**The problem**
Every entry below must appear again, exactly as written.

-- Begin --

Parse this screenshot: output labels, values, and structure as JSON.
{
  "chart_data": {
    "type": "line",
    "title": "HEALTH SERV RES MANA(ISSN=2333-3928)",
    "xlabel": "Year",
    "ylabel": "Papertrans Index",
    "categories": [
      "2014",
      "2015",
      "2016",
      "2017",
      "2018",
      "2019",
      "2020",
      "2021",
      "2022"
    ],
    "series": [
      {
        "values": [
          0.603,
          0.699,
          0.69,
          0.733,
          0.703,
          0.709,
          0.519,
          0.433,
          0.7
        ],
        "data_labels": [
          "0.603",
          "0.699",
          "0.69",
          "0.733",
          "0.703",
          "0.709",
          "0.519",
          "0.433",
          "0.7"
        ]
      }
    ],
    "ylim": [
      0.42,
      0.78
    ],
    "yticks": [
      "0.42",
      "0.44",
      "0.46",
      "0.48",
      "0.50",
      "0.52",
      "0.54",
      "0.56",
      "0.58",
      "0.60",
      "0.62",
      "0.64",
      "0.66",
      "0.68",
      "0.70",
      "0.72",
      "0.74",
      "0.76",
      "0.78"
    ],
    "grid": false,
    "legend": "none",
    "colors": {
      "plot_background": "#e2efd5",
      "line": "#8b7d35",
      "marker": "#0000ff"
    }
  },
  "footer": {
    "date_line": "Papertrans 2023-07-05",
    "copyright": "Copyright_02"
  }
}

-- End --

**Reply**
Parse this screenshot: output labels, values, and structure as JSON.
{
  "chart_data": {
    "type": "line",
    "title": "HEALTH SERV RES MANA(ISSN=2333-3928)",
    "xlabel": "Year",
    "ylabel": "Papertrans Index",
    "categories": [
      "2014",
      "2015",
      "2016",
      "2017",
      "2018",
      "2019",
      "2020",
      "2021",
      "2022"
    ],
    "series": [
      {
        "values": [
          0.603,
          0.699,
          0.69,
          0.733,
          0.703,
          0.709,
          0.519,
          0.433,
          0.7
        ],
        "data_labels": [
          "0.603",
          "0.699",
          "0.69",
          "0.733",
          "0.703",
          "0.709",
          "0.519",
          "0.433",
          "0.7"
        ]
      }
    ],
    "ylim": [
      0.42,
      0.78
    ],
    "yticks": [
      "0.42",
      "0.44",
      "0.46",
      "0.48",
      "0.50",
      "0.52",
      "0.54",
      "0.56",
      "0.58",
      "0.60",
      "0.62",
      "0.64",
      "0.66",
      "0.68",
      "0.70",
      "0.72",
      "0.74",
      "0.76",
      "0.78"
    ],
    "grid": false,
    "legend": "none",
    "colors": {
      "plot_background": "#e2efd5",
      "line": "#8b7d35",
      "marker": "#0000ff"
    }
  },
  "footer": {
    "date_line": "Papertrans 2023-07-05",
    "copyright": "Copyright_02"
  }
}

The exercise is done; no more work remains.